Required work.
Determine the number of lines containing the word "سہولت". Reply with it and nothing else.

Supplied material.
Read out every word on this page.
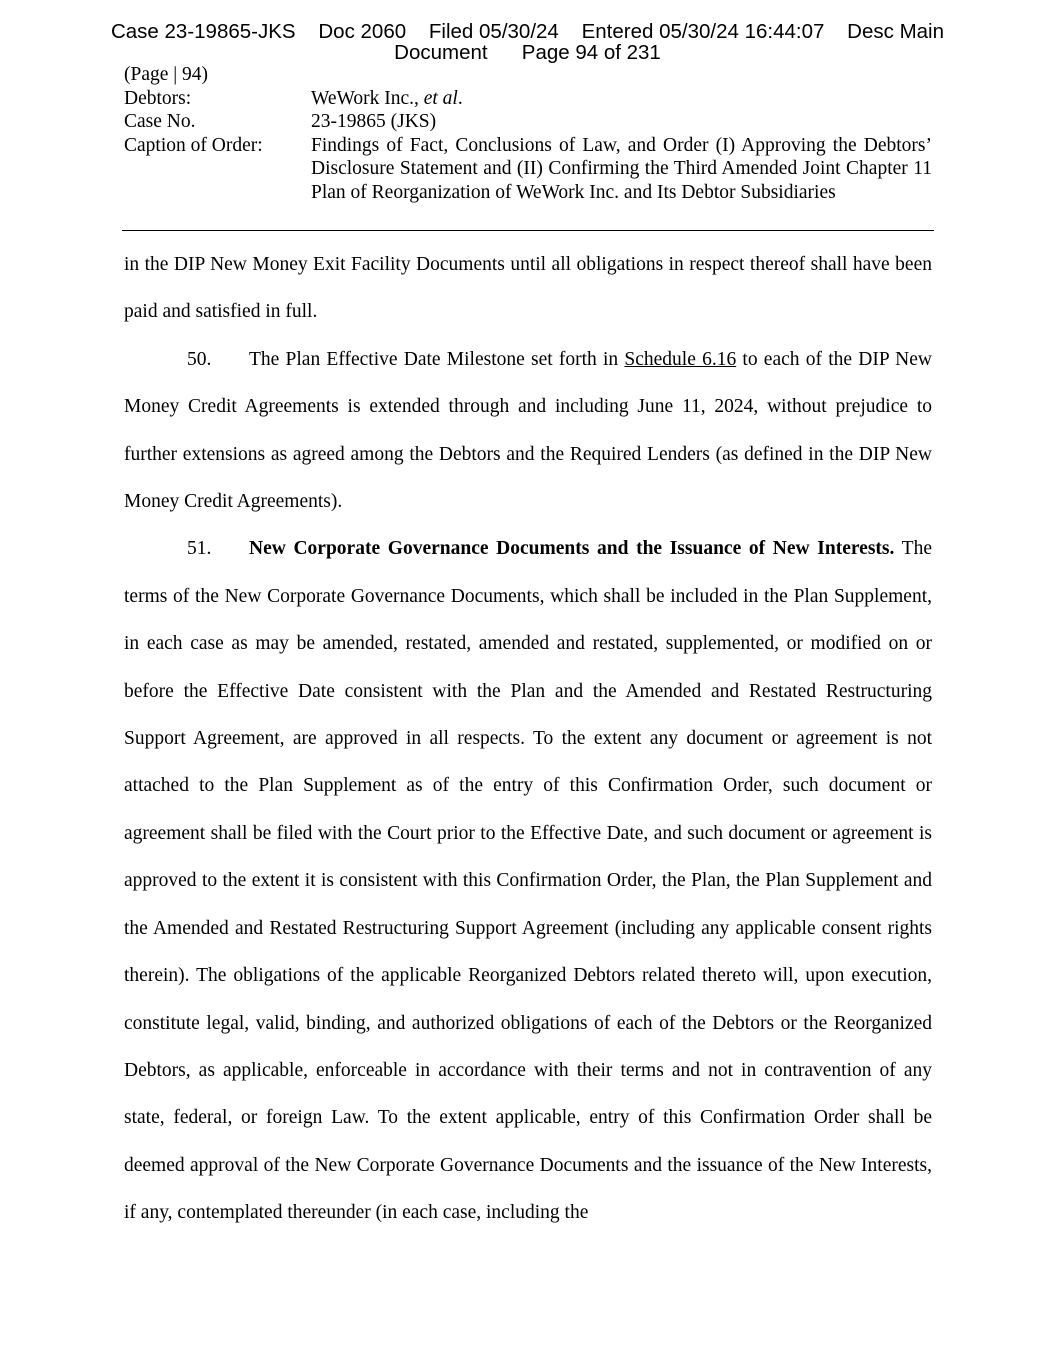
Case 23-19865-JKS    Doc 2060    Filed 05/30/24    Entered 05/30/24 16:44:07    Desc Main
Document Page 94 of 231
(Page | 94)
Debtors:	WeWork Inc., et al.
Case No.	23-19865 (JKS)
Caption of Order:	Findings of Fact, Conclusions of Law, and Order (I) Approving the Debtors’ Disclosure Statement and (II) Confirming the Third Amended Joint Chapter 11 Plan of Reorganization of WeWork Inc. and Its Debtor Subsidiaries

in the DIP New Money Exit Facility Documents until all obligations in respect thereof shall have been paid and satisfied in full.

50. The Plan Effective Date Milestone set forth in Schedule 6.16 to each of the DIP New Money Credit Agreements is extended through and including June 11, 2024, without prejudice to further extensions as agreed among the Debtors and the Required Lenders (as defined in the DIP New Money Credit Agreements).

51. New Corporate Governance Documents and the Issuance of New Interests. The terms of the New Corporate Governance Documents, which shall be included in the Plan Supplement, in each case as may be amended, restated, amended and restated, supplemented, or modified on or before the Effective Date consistent with the Plan and the Amended and Restated Restructuring Support Agreement, are approved in all respects. To the extent any document or agreement is not attached to the Plan Supplement as of the entry of this Confirmation Order, such document or agreement shall be filed with the Court prior to the Effective Date, and such document or agreement is approved to the extent it is consistent with this Confirmation Order, the Plan, the Plan Supplement and the Amended and Restated Restructuring Support Agreement (including any applicable consent rights therein). The obligations of the applicable Reorganized Debtors related thereto will, upon execution, constitute legal, valid, binding, and authorized obligations of each of the Debtors or the Reorganized Debtors, as applicable, enforceable in accordance with their terms and not in contravention of any state, federal, or foreign Law. To the extent applicable, entry of this Confirmation Order shall be deemed approval of the New Corporate Governance Documents and the issuance of the New Interests, if any, contemplated thereunder (in each case, including the
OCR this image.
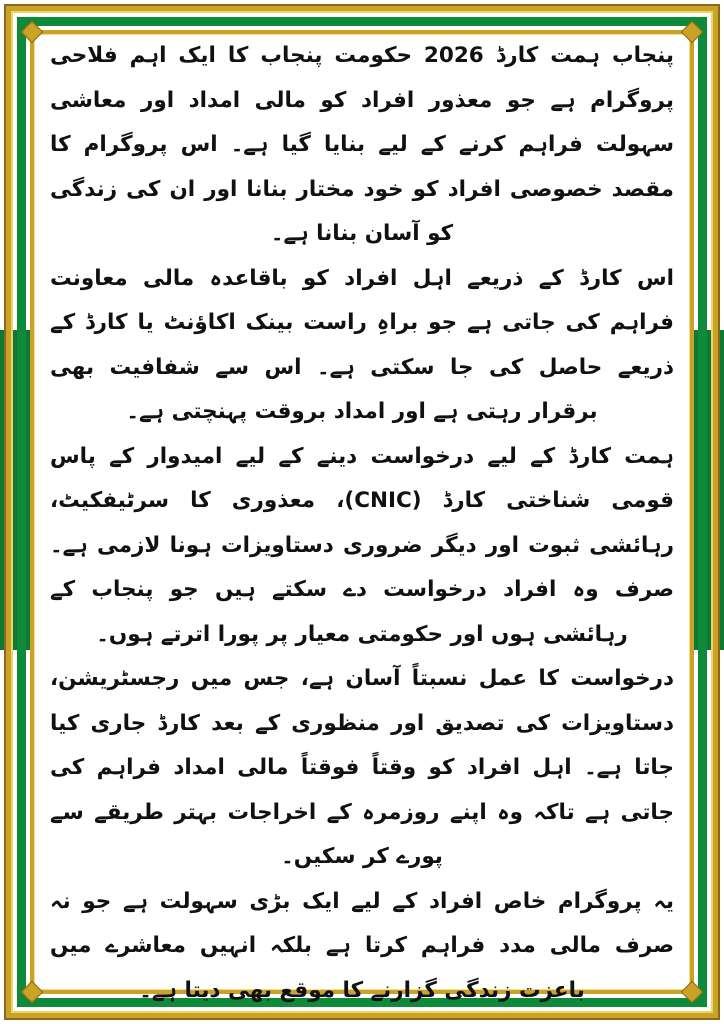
پنجاب ہمت کارڈ 2026 حکومت پنجاب کا ایک اہم فلاحی پروگرام ہے جو معذور افراد کو مالی امداد اور معاشی سہولت فراہم کرنے کے لیے بنایا گیا ہے۔ اس پروگرام کا مقصد خصوصی افراد کو خود مختار بنانا اور ان کی زندگی کو آسان بنانا ہے۔

اس کارڈ کے ذریعے اہل افراد کو باقاعدہ مالی معاونت فراہم کی جاتی ہے جو براہِ راست بینک اکاؤنٹ یا کارڈ کے ذریعے حاصل کی جا سکتی ہے۔ اس سے شفافیت بھی برقرار رہتی ہے اور امداد بروقت پہنچتی ہے۔

ہمت کارڈ کے لیے درخواست دینے کے لیے امیدوار کے پاس قومی شناختی کارڈ (CNIC)، معذوری کا سرٹیفکیٹ، رہائشی ثبوت اور دیگر ضروری دستاویزات ہونا لازمی ہے۔ صرف وہ افراد درخواست دے سکتے ہیں جو پنجاب کے رہائشی ہوں اور حکومتی معیار پر پورا اترتے ہوں۔

درخواست کا عمل نسبتاً آسان ہے، جس میں رجسٹریشن، دستاویزات کی تصدیق اور منظوری کے بعد کارڈ جاری کیا جاتا ہے۔ اہل افراد کو وقتاً فوقتاً مالی امداد فراہم کی جاتی ہے تاکہ وہ اپنے روزمرہ کے اخراجات بہتر طریقے سے پورے کر سکیں۔

یہ پروگرام خاص افراد کے لیے ایک بڑی سہولت ہے جو نہ صرف مالی مدد فراہم کرتا ہے بلکہ انہیں معاشرے میں باعزت زندگی گزارنے کا موقع بھی دیتا ہے۔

Output below.
2